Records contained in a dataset
# # # # #
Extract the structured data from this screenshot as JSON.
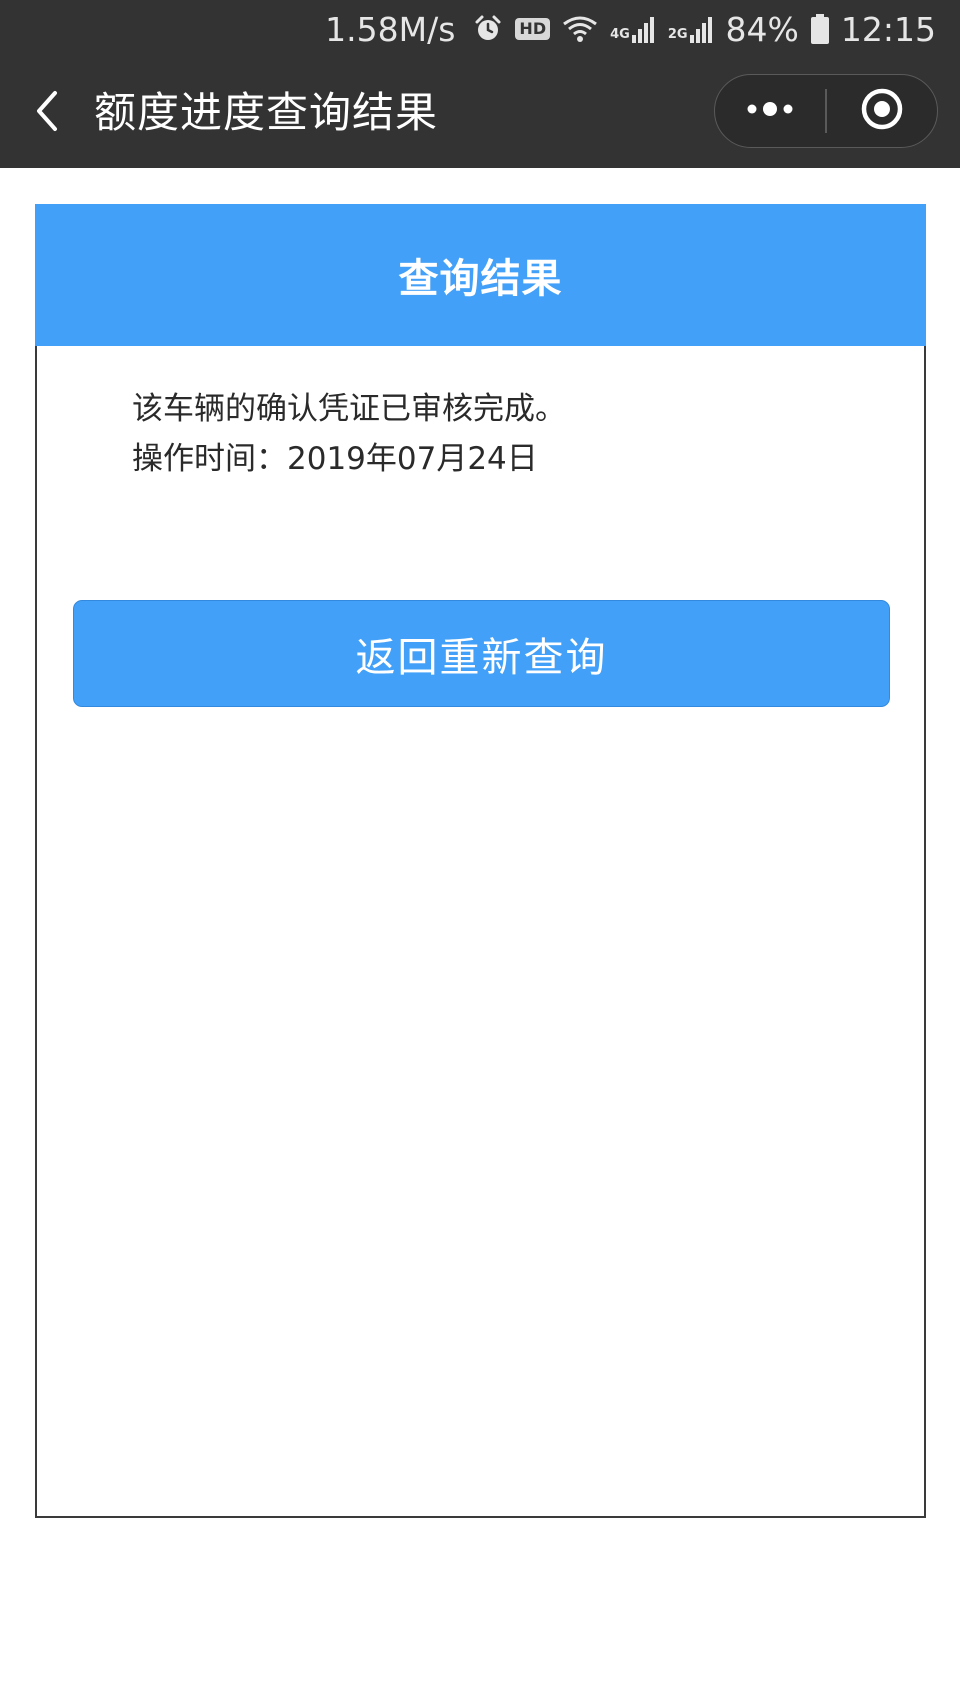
{
  "status_bar": {
    "net_speed": "1.58M/s",
    "hd_badge": "HD",
    "net_4g": "4G",
    "net_2g": "2G",
    "battery_percent": "84%",
    "time": "12:15",
    "icons": [
      "alarm-icon",
      "hd-badge",
      "wifi-icon",
      "signal-icon",
      "signal-icon",
      "battery-icon"
    ]
  },
  "navbar": {
    "back_icon": "chevron-left-icon",
    "title": "额度进度查询结果",
    "more_icon": "more-dots-icon",
    "close_icon": "target-circle-icon"
  },
  "card": {
    "title": "查询结果",
    "lines": [
      "该车辆的确认凭证已审核完成。",
      "操作时间：2019年07月24日"
    ],
    "requery_button_label": "返回重新查询"
  },
  "colors": {
    "topbar": "#333333",
    "accent": "#42a0f8",
    "card_border": "#3a3a3a",
    "text": "#2a2a2a"
  }
}
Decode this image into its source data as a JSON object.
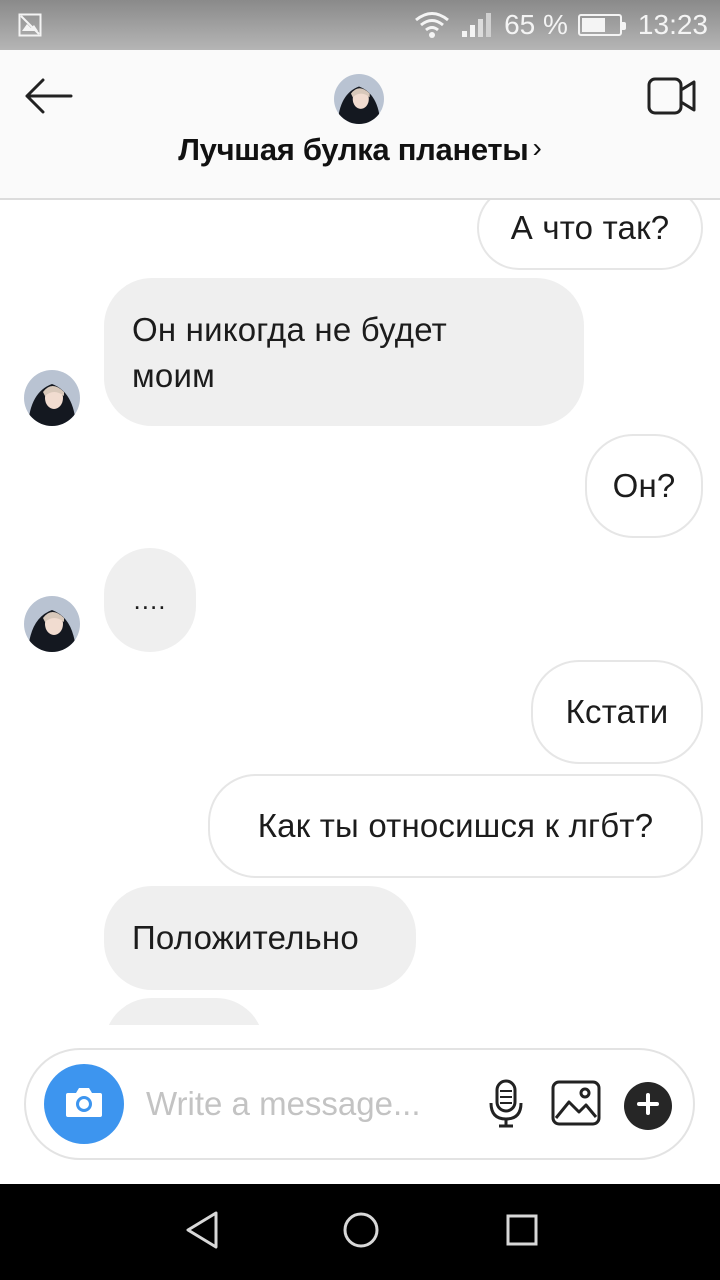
{
  "status_bar": {
    "battery": "65 %",
    "battery_level": 0.65,
    "time": "13:23",
    "icons": [
      "image-icon",
      "wifi-icon",
      "signal-icon",
      "battery-icon"
    ]
  },
  "header": {
    "title": "Лучшая булка планеты",
    "chevron": "›",
    "icons": [
      "back-arrow-icon",
      "video-call-icon"
    ]
  },
  "messages": [
    {
      "side": "out",
      "text": "А что так?"
    },
    {
      "side": "in",
      "text": "Он никогда не будет моим"
    },
    {
      "side": "out",
      "text": "Он?"
    },
    {
      "side": "in",
      "text": "...."
    },
    {
      "side": "out",
      "text": "Кстати"
    },
    {
      "side": "out",
      "text": "Как ты относишся к лгбт?"
    },
    {
      "side": "in",
      "text": "Положительно"
    }
  ],
  "composer": {
    "placeholder": "Write a message...",
    "icons": [
      "camera-icon",
      "microphone-icon",
      "gallery-icon",
      "plus-icon"
    ]
  },
  "colors": {
    "accent": "#3d95ef",
    "incoming_bubble": "#efefef",
    "outgoing_border": "#e6e6e6"
  },
  "nav_bar": {
    "icons": [
      "back-triangle-icon",
      "home-circle-icon",
      "recents-square-icon"
    ]
  }
}
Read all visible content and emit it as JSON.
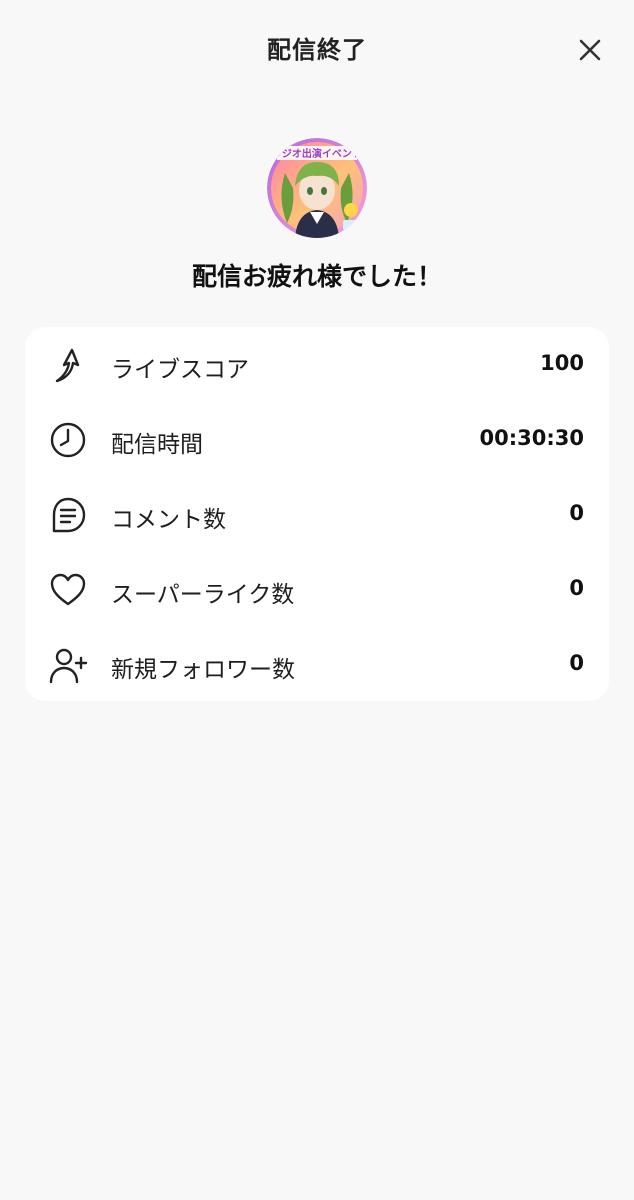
{
  "header": {
    "title": "配信終了",
    "close_icon": "close-icon"
  },
  "profile": {
    "avatar_banner_text": "ラジオ出演イベント",
    "message": "配信お疲れ様でした！"
  },
  "stats": [
    {
      "icon": "arrow-up-icon",
      "label": "ライブスコア",
      "value": "100"
    },
    {
      "icon": "clock-icon",
      "label": "配信時間",
      "value": "00:30:30"
    },
    {
      "icon": "comment-icon",
      "label": "コメント数",
      "value": "0"
    },
    {
      "icon": "heart-icon",
      "label": "スーパーライク数",
      "value": "0"
    },
    {
      "icon": "user-plus-icon",
      "label": "新規フォロワー数",
      "value": "0"
    }
  ],
  "colors": {
    "background": "#f8f8f8",
    "card": "#ffffff",
    "text": "#1a1a1a"
  }
}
# # # # #
Copy every line of the material in which the word "circle" occurs.

    "close_icon": "target-circle-icon"
      "home-circle-icon",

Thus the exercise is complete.